---------- Supplied material ----------
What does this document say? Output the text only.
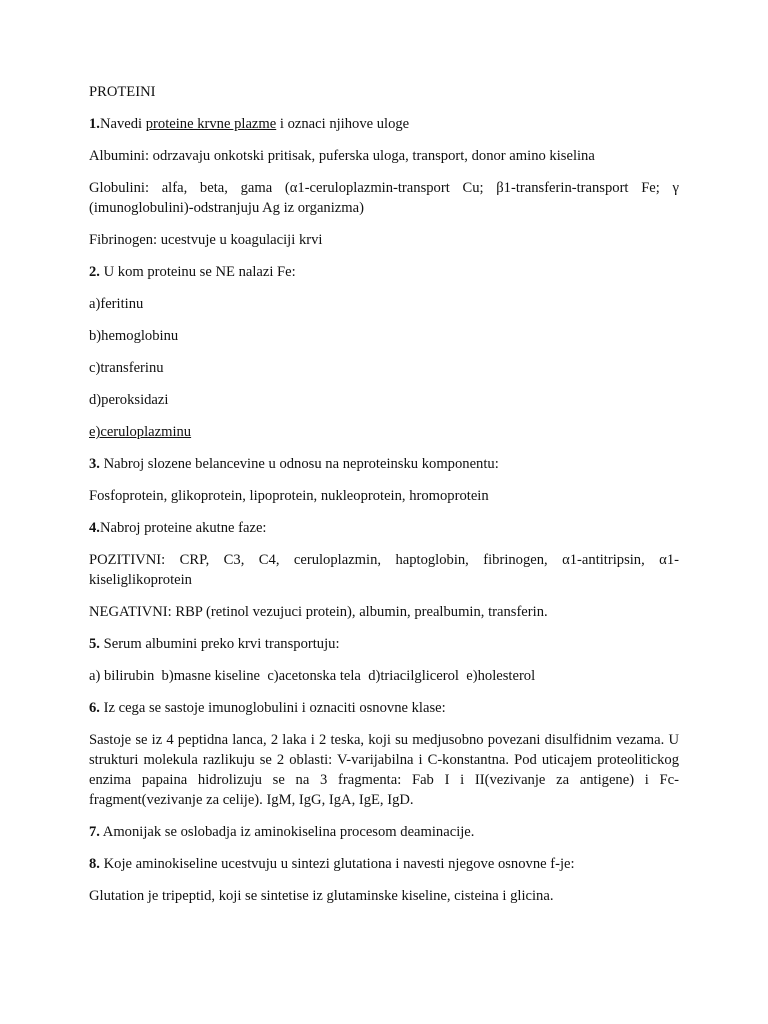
PROTEINI
1.Navedi proteine krvne plazme i oznaci njihove uloge
Albumini: odrzavaju onkotski pritisak, puferska uloga, transport, donor amino kiselina
Globulini: alfa, beta, gama (α1-ceruloplazmin-transport Cu; β1-transferin-transport Fe; γ (imunoglobulini)-odstranjuju Ag iz organizma)
Fibrinogen: ucestvuje u koagulaciji krvi
2. U kom proteinu se NE nalazi Fe:
a)feritinu
b)hemoglobinu
c)transferinu
d)peroksidazi
e)ceruloplazminu
3. Nabroj slozene belancevine u odnosu na neproteinsku komponentu:
Fosfoprotein, glikoprotein, lipoprotein, nukleoprotein, hromoprotein
4.Nabroj proteine akutne faze:
POZITIVNI: CRP, C3, C4, ceruloplazmin, haptoglobin, fibrinogen, α1-antitripsin, α1-kiseliglikoprotein
NEGATIVNI: RBP (retinol vezujuci protein), albumin, prealbumin, transferin.
5. Serum albumini preko krvi transportuju:
a) bilirubin  b)masne kiseline  c)acetonska tela  d)triacilglicerol  e)holesterol
6. Iz cega se sastoje imunoglobulini i oznaciti osnovne klase:
Sastoje se iz 4 peptidna lanca, 2 laka i 2 teska, koji su medjusobno povezani disulfidnim vezama. U strukturi molekula razlikuju se 2 oblasti: V-varijabilna i C-konstantna. Pod uticajem proteolitickog enzima papaina hidrolizuju se na 3 fragmenta: Fab I i II(vezivanje za antigene) i Fc-fragment(vezivanje za celije). IgM, IgG, IgA, IgE, IgD.
7. Amonijak se oslobadja iz aminokiselina procesom deaminacije.
8. Koje aminokiseline ucestvuju u sintezi glutationa i navesti njegove osnovne f-je:
Glutation je tripeptid, koji se sintetise iz glutaminske kiseline, cisteina i glicina.
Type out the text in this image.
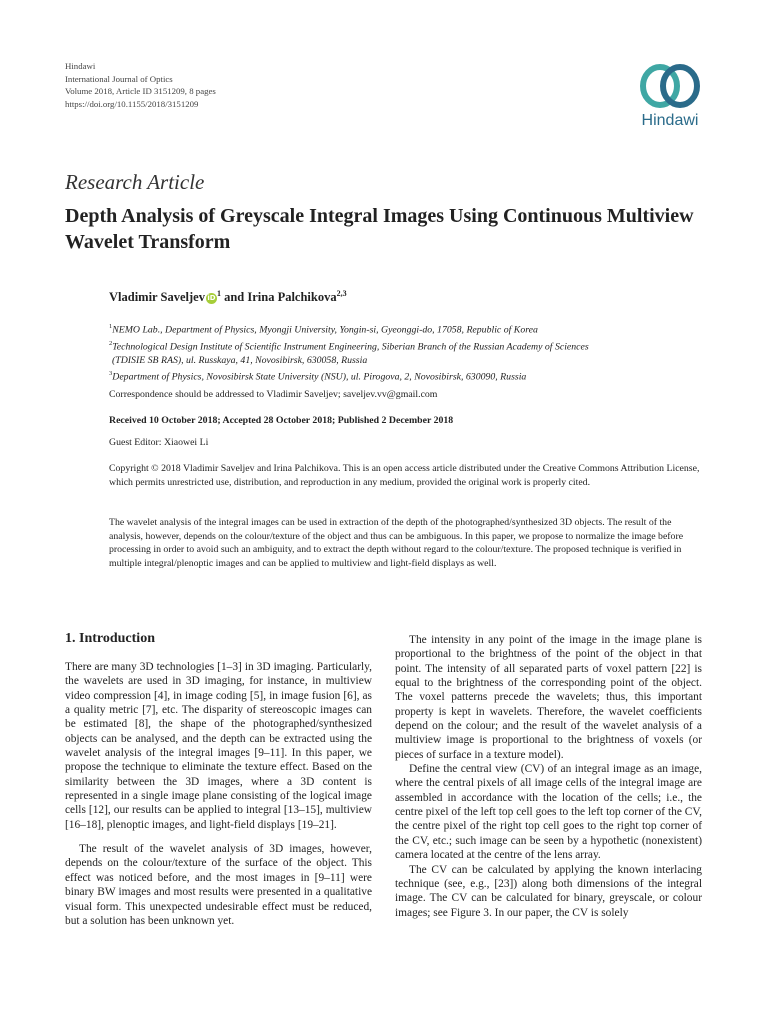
Hindawi
International Journal of Optics
Volume 2018, Article ID 3151209, 8 pages
https://doi.org/10.1155/2018/3151209
Hindawi
Research Article
Depth Analysis of Greyscale Integral Images Using Continuous Multiview Wavelet Transform
Vladimir Saveljev $iD^1$ and Irina Palchikova$^{2,3}$
$^1$NEMO Lab., Department of Physics, Myongji University, Yongin-si, Gyeonggi-do, 17058, Republic of Korea
$^2$Technological Design Institute of Scientific Instrument Engineering, Siberian Branch of the Russian Academy of Sciences
(TDISIE SB RAS), ul. Russkaya, 41, Novosibirsk, 630058, Russia
$^3$Department of Physics, Novosibirsk State University (NSU), ul. Pirogova, 2, Novosibirsk, 630090, Russia
Correspondence should be addressed to Vladimir Saveljev; saveljev.vv@gmail.com
Received 10 October 2018; Accepted 28 October 2018; Published 2 December 2018
Guest Editor: Xiaowei Li
Copyright © 2018 Vladimir Saveljev and Irina Palchikova. This is an open access article distributed under the Creative Commons Attribution License, which permits unrestricted use, distribution, and reproduction in any medium, provided the original work is properly cited.
The wavelet analysis of the integral images can be used in extraction of the depth of the photographed/synthesized 3D objects. The result of the analysis, however, depends on the colour/texture of the object and thus can be ambiguous. In this paper, we propose to normalize the image before processing in order to avoid such an ambiguity, and to extract the depth without regard to the colour/texture. The proposed technique is verified in multiple integral/plenoptic images and can be applied to multiview and light-field displays as well.
1. Introduction

There are many 3D technologies [1–3] in 3D imaging. Particularly, the wavelets are used in 3D imaging, for instance, in multiview video compression [4], in image coding [5], in image fusion [6], as a quality metric [7], etc. The disparity of stereoscopic images can be estimated [8], the shape of the photographed/synthesized objects can be analysed, and the depth can be extracted using the wavelet analysis of the integral images [9–11]. In this paper, we propose the technique to eliminate the texture effect. Based on the similarity between the 3D images, where a 3D content is represented in a single image plane consisting of the logical image cells [12], our results can be applied to integral [13–15], multiview [16–18], plenoptic images, and light-field displays [19–21].

The result of the wavelet analysis of 3D images, however, depends on the colour/texture of the surface of the object. This effect was noticed before, and the most images in [9–11] were binary BW images and most results were presented in a qualitative visual form. This unexpected undesirable effect must be reduced, but a solution has been unknown yet.

The intensity in any point of the image in the image plane is proportional to the brightness of the point of the object in that point. The intensity of all separated parts of voxel pattern [22] is equal to the brightness of the corresponding point of the object. The voxel patterns precede the wavelets; thus, this important property is kept in wavelets. Therefore, the wavelet coefficients depend on the colour; and the result of the wavelet analysis of a multiview image is proportional to the brightness of voxels (or pieces of surface in a texture model).

Define the central view (CV) of an integral image as an image, where the central pixels of all image cells of the integral image are assembled in accordance with the location of the cells; i.e., the centre pixel of the left top cell goes to the left top corner of the CV, the centre pixel of the right top cell goes to the right top corner of the CV, etc.; such image can be seen by a hypothetic (nonexistent) camera located at the centre of the lens array.

The CV can be calculated by applying the known interlacing technique (see, e.g., [23]) along both dimensions of the integral image. The CV can be calculated for binary, greyscale, or colour images; see Figure 3. In our paper, the CV is solely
----------
_Work instruction_
All of the records need to be reproduced exactly, with each picture omitted.

_Completed exercise_
What does this document say? Output the text only.
PROTEINI
1.Navedi proteine krvne plazme i oznaci njihove uloge
Albumini: odrzavaju onkotski pritisak, puferska uloga, transport, donor amino kiselina
Globulini: alfa, beta, gama (α1-ceruloplazmin-transport Cu; β1-transferin-transport Fe; γ (imunoglobulini)-odstranjuju Ag iz organizma)
Fibrinogen: ucestvuje u koagulaciji krvi
2. U kom proteinu se NE nalazi Fe:
a)feritinu
b)hemoglobinu
c)transferinu
d)peroksidazi
e)ceruloplazminu
3. Nabroj slozene belancevine u odnosu na neproteinsku komponentu:
Fosfoprotein, glikoprotein, lipoprotein, nukleoprotein, hromoprotein
4.Nabroj proteine akutne faze:
POZITIVNI: CRP, C3, C4, ceruloplazmin, haptoglobin, fibrinogen, α1-antitripsin, α1-kiseliglikoprotein
NEGATIVNI: RBP (retinol vezujuci protein), albumin, prealbumin, transferin.
5. Serum albumini preko krvi transportuju:
a) bilirubin  b)masne kiseline  c)acetonska tela  d)triacilglicerol  e)holesterol
6. Iz cega se sastoje imunoglobulini i oznaciti osnovne klase:
Sastoje se iz 4 peptidna lanca, 2 laka i 2 teska, koji su medjusobno povezani disulfidnim vezama. U strukturi molekula razlikuju se 2 oblasti: V-varijabilna i C-konstantna. Pod uticajem proteolitickog enzima papaina hidrolizuju se na 3 fragmenta: Fab I i II(vezivanje za antigene) i Fc-fragment(vezivanje za celije). IgM, IgG, IgA, IgE, IgD.
7. Amonijak se oslobadja iz aminokiselina procesom deaminacije.
8. Koje aminokiseline ucestvuju u sintezi glutationa i navesti njegove osnovne f-je:
Glutation je tripeptid, koji se sintetise iz glutaminske kiseline, cisteina i glicina.
Type out the text in this image.
Hindawi
International Journal of Optics
Volume 2018, Article ID 3151209, 8 pages
https://doi.org/10.1155/2018/3151209
Hindawi
Research Article
Depth Analysis of Greyscale Integral Images Using Continuous Multiview Wavelet Transform
Vladimir Saveljev $iD^1$ and Irina Palchikova$^{2,3}$
$^1$NEMO Lab., Department of Physics, Myongji University, Yongin-si, Gyeonggi-do, 17058, Republic of Korea
$^2$Technological Design Institute of Scientific Instrument Engineering, Siberian Branch of the Russian Academy of Sciences
(TDISIE SB RAS), ul. Russkaya, 41, Novosibirsk, 630058, Russia
$^3$Department of Physics, Novosibirsk State University (NSU), ul. Pirogova, 2, Novosibirsk, 630090, Russia
Correspondence should be addressed to Vladimir Saveljev; saveljev.vv@gmail.com
Received 10 October 2018; Accepted 28 October 2018; Published 2 December 2018
Guest Editor: Xiaowei Li
Copyright © 2018 Vladimir Saveljev and Irina Palchikova. This is an open access article distributed under the Creative Commons Attribution License, which permits unrestricted use, distribution, and reproduction in any medium, provided the original work is properly cited.
The wavelet analysis of the integral images can be used in extraction of the depth of the photographed/synthesized 3D objects. The result of the analysis, however, depends on the colour/texture of the object and thus can be ambiguous. In this paper, we propose to normalize the image before processing in order to avoid such an ambiguity, and to extract the depth without regard to the colour/texture. The proposed technique is verified in multiple integral/plenoptic images and can be applied to multiview and light-field displays as well.
1. Introduction

There are many 3D technologies [1–3] in 3D imaging. Particularly, the wavelets are used in 3D imaging, for instance, in multiview video compression [4], in image coding [5], in image fusion [6], as a quality metric [7], etc. The disparity of stereoscopic images can be estimated [8], the shape of the photographed/synthesized objects can be analysed, and the depth can be extracted using the wavelet analysis of the integral images [9–11]. In this paper, we propose the technique to eliminate the texture effect. Based on the similarity between the 3D images, where a 3D content is represented in a single image plane consisting of the logical image cells [12], our results can be applied to integral [13–15], multiview [16–18], plenoptic images, and light-field displays [19–21].

The result of the wavelet analysis of 3D images, however, depends on the colour/texture of the surface of the object. This effect was noticed before, and the most images in [9–11] were binary BW images and most results were presented in a qualitative visual form. This unexpected undesirable effect must be reduced, but a solution has been unknown yet.

The intensity in any point of the image in the image plane is proportional to the brightness of the point of the object in that point. The intensity of all separated parts of voxel pattern [22] is equal to the brightness of the corresponding point of the object. The voxel patterns precede the wavelets; thus, this important property is kept in wavelets. Therefore, the wavelet coefficients depend on the colour; and the result of the wavelet analysis of a multiview image is proportional to the brightness of voxels (or pieces of surface in a texture model).

Define the central view (CV) of an integral image as an image, where the central pixels of all image cells of the integral image are assembled in accordance with the location of the cells; i.e., the centre pixel of the left top cell goes to the left top corner of the CV, the centre pixel of the right top cell goes to the right top corner of the CV, etc.; such image can be seen by a hypothetic (nonexistent) camera located at the centre of the lens array.

The CV can be calculated by applying the known interlacing technique (see, e.g., [23]) along both dimensions of the integral image. The CV can be calculated for binary, greyscale, or colour images; see Figure 3. In our paper, the CV is solely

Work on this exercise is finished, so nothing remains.